Requirement → Repeat the records below exactly, leaving out every picture.

Data →
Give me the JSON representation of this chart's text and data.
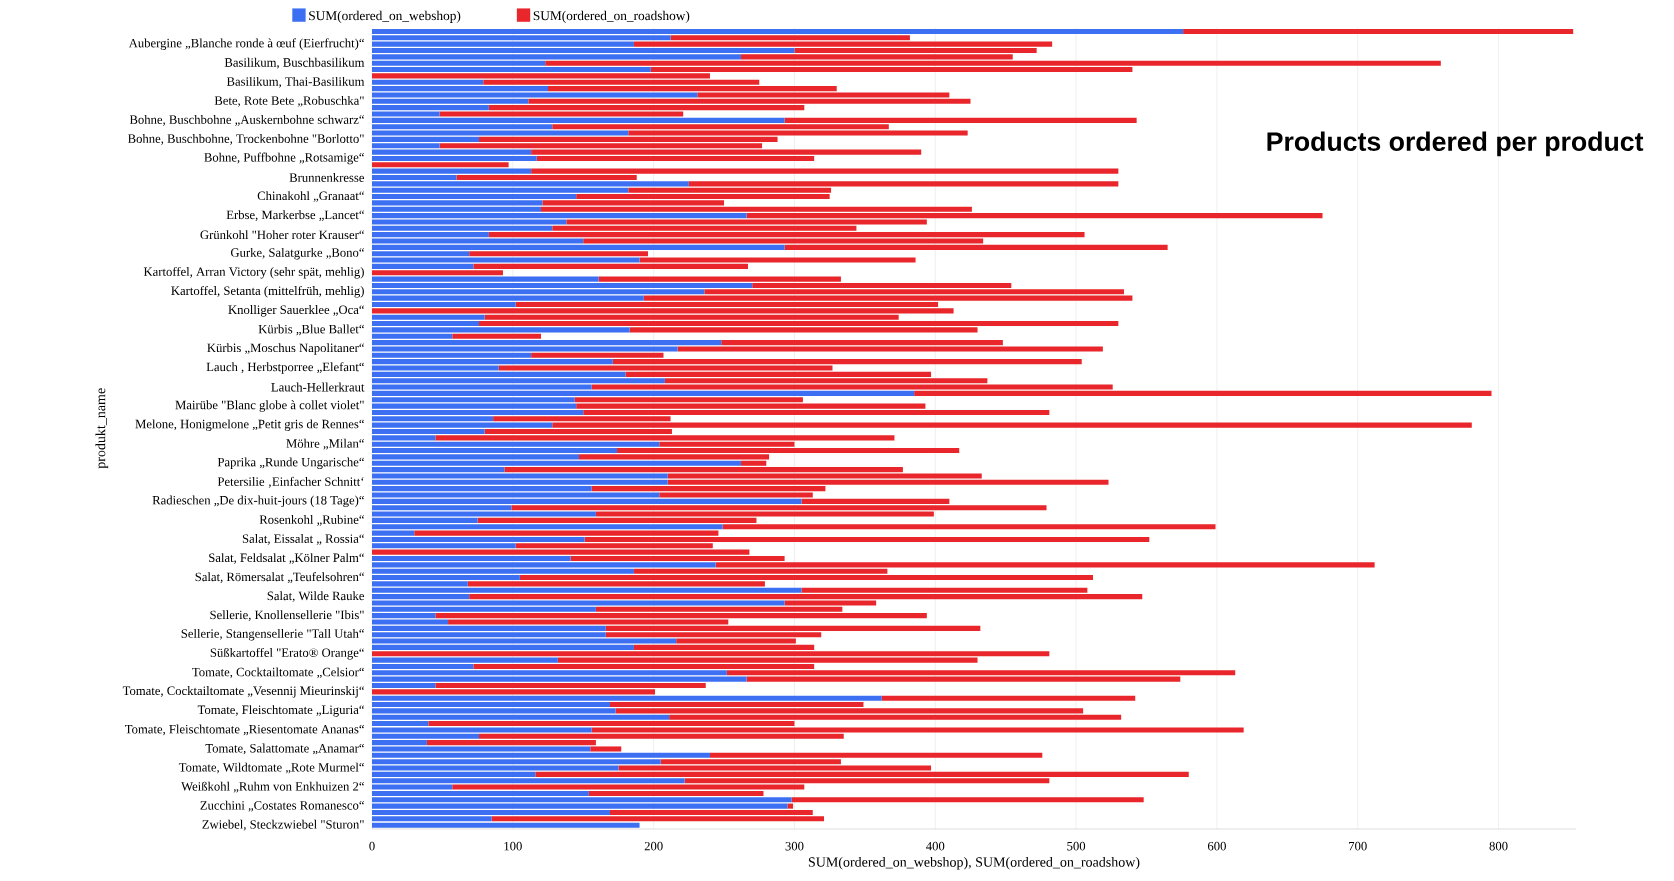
{
  "chart_data": {
    "type": "bar",
    "orientation": "horizontal",
    "stacked": true,
    "title": "Products ordered per product",
    "xlabel": "SUM(ordered_on_webshop), SUM(ordered_on_roadshow)",
    "ylabel": "produkt_name",
    "categories": [
      null,
      null,
      "Aubergine „Blanche ronde à œuf (Eierfrucht)“",
      null,
      null,
      "Basilikum, Buschbasilikum",
      null,
      null,
      "Basilikum, Thai-Basilikum",
      null,
      null,
      "Bete, Rote Bete „Robuschka\"",
      null,
      null,
      "Bohne, Buschbohne „Auskernbohne schwarz“",
      null,
      null,
      "Bohne, Buschbohne, Trockenbohne \"Borlotto\"",
      null,
      null,
      "Bohne, Puffbohne „Rotsamige“",
      null,
      null,
      "Brunnenkresse",
      null,
      null,
      "Chinakohl „Granaat“",
      null,
      null,
      "Erbse, Markerbse „Lancet“",
      null,
      null,
      "Grünkohl \"Hoher roter Krauser“",
      null,
      null,
      "Gurke, Salatgurke „Bono“",
      null,
      null,
      "Kartoffel, Arran Victory (sehr spät, mehlig)",
      null,
      null,
      "Kartoffel, Setanta (mittelfrüh, mehlig)",
      null,
      null,
      "Knolliger Sauerklee „Oca“",
      null,
      null,
      "Kürbis „Blue Ballet“",
      null,
      null,
      "Kürbis „Moschus Napolitaner“",
      null,
      null,
      "Lauch , Herbstporree „Elefant“",
      null,
      null,
      "Lauch-Hellerkraut",
      null,
      null,
      "Mairübe \"Blanc globe à collet violet\"",
      null,
      null,
      "Melone, Honigmelone „Petit gris de Rennes“",
      null,
      null,
      "Möhre „Milan“",
      null,
      null,
      "Paprika „Runde Ungarische“",
      null,
      null,
      "Petersilie ‚Einfacher Schnitt‘",
      null,
      null,
      "Radieschen „De dix-huit-jours (18 Tage)“",
      null,
      null,
      "Rosenkohl „Rubine“",
      null,
      null,
      "Salat, Eissalat „ Rossia“",
      null,
      null,
      "Salat, Feldsalat „Kölner Palm“",
      null,
      null,
      "Salat, Römersalat „Teufelsohren“",
      null,
      null,
      "Salat, Wilde Rauke",
      null,
      null,
      "Sellerie, Knollensellerie \"Ibis\"",
      null,
      null,
      "Sellerie, Stangensellerie \"Tall Utah“",
      null,
      null,
      "Süßkartoffel \"Erato® Orange“",
      null,
      null,
      "Tomate, Cocktailtomate „Celsior“",
      null,
      null,
      "Tomate, Cocktailtomate „Vesennij Mieurinskij“",
      null,
      null,
      "Tomate, Fleischtomate „Liguria“",
      null,
      null,
      "Tomate, Fleischtomate „Riesentomate Ananas“",
      null,
      null,
      "Tomate, Salattomate „Anamar“",
      null,
      null,
      "Tomate, Wildtomate „Rote Murmel“",
      null,
      null,
      "Weißkohl „Ruhm von Enkhuizen 2“",
      null,
      null,
      "Zucchini „Costates Romanesco“",
      null,
      null,
      "Zwiebel, Steckzwiebel \"Sturon\""
    ],
    "series": [
      {
        "name": "SUM(ordered_on_webshop)",
        "color": "#3d6ff2",
        "values": [
          576,
          212,
          186,
          300,
          262,
          123,
          198,
          0,
          79,
          125,
          231,
          111,
          83,
          48,
          293,
          128,
          182,
          76,
          48,
          113,
          117,
          0,
          113,
          60,
          225,
          182,
          145,
          121,
          120,
          266,
          138,
          128,
          83,
          150,
          293,
          69,
          190,
          72,
          0,
          161,
          270,
          236,
          193,
          102,
          0,
          80,
          76,
          183,
          57,
          248,
          217,
          113,
          171,
          90,
          180,
          208,
          156,
          385,
          144,
          145,
          150,
          86,
          128,
          80,
          45,
          204,
          174,
          147,
          262,
          94,
          210,
          210,
          156,
          204,
          305,
          99,
          159,
          75,
          249,
          30,
          151,
          102,
          0,
          141,
          244,
          186,
          105,
          68,
          305,
          69,
          293,
          159,
          45,
          54,
          166,
          166,
          216,
          186,
          0,
          132,
          72,
          252,
          266,
          45,
          0,
          362,
          169,
          173,
          211,
          40,
          156,
          76,
          39,
          155,
          240,
          205,
          175,
          116,
          222,
          57,
          154,
          298,
          295,
          169,
          85,
          190
        ]
      },
      {
        "name": "SUM(ordered_on_roadshow)",
        "color": "#e8262b",
        "values": [
          277,
          170,
          297,
          172,
          193,
          636,
          342,
          240,
          196,
          205,
          179,
          314,
          224,
          173,
          250,
          239,
          241,
          212,
          229,
          277,
          197,
          97,
          417,
          128,
          305,
          144,
          180,
          129,
          306,
          409,
          256,
          216,
          423,
          284,
          272,
          127,
          196,
          195,
          93,
          172,
          184,
          298,
          347,
          300,
          413,
          294,
          454,
          247,
          63,
          200,
          302,
          94,
          333,
          237,
          217,
          229,
          370,
          410,
          162,
          248,
          331,
          126,
          653,
          133,
          326,
          96,
          243,
          135,
          18,
          283,
          223,
          313,
          166,
          109,
          105,
          380,
          240,
          198,
          350,
          216,
          401,
          140,
          268,
          152,
          468,
          180,
          407,
          211,
          203,
          478,
          65,
          175,
          349,
          199,
          266,
          153,
          85,
          128,
          481,
          298,
          242,
          361,
          308,
          192,
          201,
          180,
          180,
          332,
          321,
          260,
          463,
          259,
          120,
          22,
          236,
          128,
          222,
          464,
          259,
          250,
          124,
          250,
          4,
          144,
          236,
          0
        ]
      }
    ],
    "xlim": [
      0,
      855
    ],
    "xticks": [
      0,
      100,
      200,
      300,
      400,
      500,
      600,
      700,
      800
    ],
    "grid": "x",
    "legend": "top"
  }
}
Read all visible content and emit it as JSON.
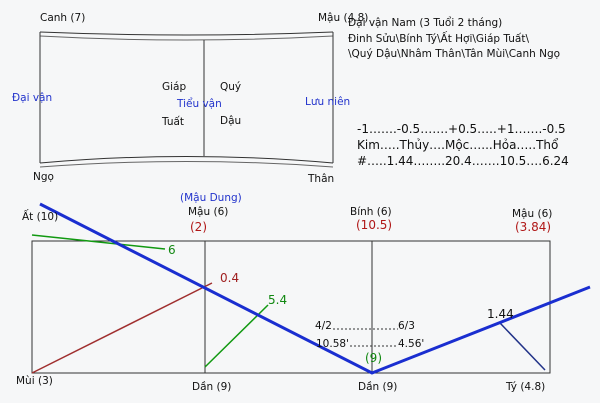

Solution →
Give me the JSON representation of this chart's text and data.
{
  "chart_data": {
    "type": "bar",
    "orientation": "horizontal",
    "stacked": true,
    "title": "Products ordered per product",
    "xlabel": "SUM(ordered_on_webshop), SUM(ordered_on_roadshow)",
    "ylabel": "produkt_name",
    "categories": [
      null,
      null,
      "Aubergine „Blanche ronde à œuf (Eierfrucht)“",
      null,
      null,
      "Basilikum, Buschbasilikum",
      null,
      null,
      "Basilikum, Thai-Basilikum",
      null,
      null,
      "Bete, Rote Bete „Robuschka\"",
      null,
      null,
      "Bohne, Buschbohne „Auskernbohne schwarz“",
      null,
      null,
      "Bohne, Buschbohne, Trockenbohne \"Borlotto\"",
      null,
      null,
      "Bohne, Puffbohne „Rotsamige“",
      null,
      null,
      "Brunnenkresse",
      null,
      null,
      "Chinakohl „Granaat“",
      null,
      null,
      "Erbse, Markerbse „Lancet“",
      null,
      null,
      "Grünkohl \"Hoher roter Krauser“",
      null,
      null,
      "Gurke, Salatgurke „Bono“",
      null,
      null,
      "Kartoffel, Arran Victory (sehr spät, mehlig)",
      null,
      null,
      "Kartoffel, Setanta (mittelfrüh, mehlig)",
      null,
      null,
      "Knolliger Sauerklee „Oca“",
      null,
      null,
      "Kürbis „Blue Ballet“",
      null,
      null,
      "Kürbis „Moschus Napolitaner“",
      null,
      null,
      "Lauch , Herbstporree „Elefant“",
      null,
      null,
      "Lauch-Hellerkraut",
      null,
      null,
      "Mairübe \"Blanc globe à collet violet\"",
      null,
      null,
      "Melone, Honigmelone „Petit gris de Rennes“",
      null,
      null,
      "Möhre „Milan“",
      null,
      null,
      "Paprika „Runde Ungarische“",
      null,
      null,
      "Petersilie ‚Einfacher Schnitt‘",
      null,
      null,
      "Radieschen „De dix-huit-jours (18 Tage)“",
      null,
      null,
      "Rosenkohl „Rubine“",
      null,
      null,
      "Salat, Eissalat „ Rossia“",
      null,
      null,
      "Salat, Feldsalat „Kölner Palm“",
      null,
      null,
      "Salat, Römersalat „Teufelsohren“",
      null,
      null,
      "Salat, Wilde Rauke",
      null,
      null,
      "Sellerie, Knollensellerie \"Ibis\"",
      null,
      null,
      "Sellerie, Stangensellerie \"Tall Utah“",
      null,
      null,
      "Süßkartoffel \"Erato® Orange“",
      null,
      null,
      "Tomate, Cocktailtomate „Celsior“",
      null,
      null,
      "Tomate, Cocktailtomate „Vesennij Mieurinskij“",
      null,
      null,
      "Tomate, Fleischtomate „Liguria“",
      null,
      null,
      "Tomate, Fleischtomate „Riesentomate Ananas“",
      null,
      null,
      "Tomate, Salattomate „Anamar“",
      null,
      null,
      "Tomate, Wildtomate „Rote Murmel“",
      null,
      null,
      "Weißkohl „Ruhm von Enkhuizen 2“",
      null,
      null,
      "Zucchini „Costates Romanesco“",
      null,
      null,
      "Zwiebel, Steckzwiebel \"Sturon\""
    ],
    "series": [
      {
        "name": "SUM(ordered_on_webshop)",
        "color": "#3d6ff2",
        "values": [
          576,
          212,
          186,
          300,
          262,
          123,
          198,
          0,
          79,
          125,
          231,
          111,
          83,
          48,
          293,
          128,
          182,
          76,
          48,
          113,
          117,
          0,
          113,
          60,
          225,
          182,
          145,
          121,
          120,
          266,
          138,
          128,
          83,
          150,
          293,
          69,
          190,
          72,
          0,
          161,
          270,
          236,
          193,
          102,
          0,
          80,
          76,
          183,
          57,
          248,
          217,
          113,
          171,
          90,
          180,
          208,
          156,
          385,
          144,
          145,
          150,
          86,
          128,
          80,
          45,
          204,
          174,
          147,
          262,
          94,
          210,
          210,
          156,
          204,
          305,
          99,
          159,
          75,
          249,
          30,
          151,
          102,
          0,
          141,
          244,
          186,
          105,
          68,
          305,
          69,
          293,
          159,
          45,
          54,
          166,
          166,
          216,
          186,
          0,
          132,
          72,
          252,
          266,
          45,
          0,
          362,
          169,
          173,
          211,
          40,
          156,
          76,
          39,
          155,
          240,
          205,
          175,
          116,
          222,
          57,
          154,
          298,
          295,
          169,
          85,
          190
        ]
      },
      {
        "name": "SUM(ordered_on_roadshow)",
        "color": "#e8262b",
        "values": [
          277,
          170,
          297,
          172,
          193,
          636,
          342,
          240,
          196,
          205,
          179,
          314,
          224,
          173,
          250,
          239,
          241,
          212,
          229,
          277,
          197,
          97,
          417,
          128,
          305,
          144,
          180,
          129,
          306,
          409,
          256,
          216,
          423,
          284,
          272,
          127,
          196,
          195,
          93,
          172,
          184,
          298,
          347,
          300,
          413,
          294,
          454,
          247,
          63,
          200,
          302,
          94,
          333,
          237,
          217,
          229,
          370,
          410,
          162,
          248,
          331,
          126,
          653,
          133,
          326,
          96,
          243,
          135,
          18,
          283,
          223,
          313,
          166,
          109,
          105,
          380,
          240,
          198,
          350,
          216,
          401,
          140,
          268,
          152,
          468,
          180,
          407,
          211,
          203,
          478,
          65,
          175,
          349,
          199,
          266,
          153,
          85,
          128,
          481,
          298,
          242,
          361,
          308,
          192,
          201,
          180,
          180,
          332,
          321,
          260,
          463,
          259,
          120,
          22,
          236,
          128,
          222,
          464,
          259,
          250,
          124,
          250,
          4,
          144,
          236,
          0
        ]
      }
    ],
    "xlim": [
      0,
      855
    ],
    "xticks": [
      0,
      100,
      200,
      300,
      400,
      500,
      600,
      700,
      800
    ],
    "grid": "x",
    "legend": "top"
  }
}
Read all visible content and emit it as JSON.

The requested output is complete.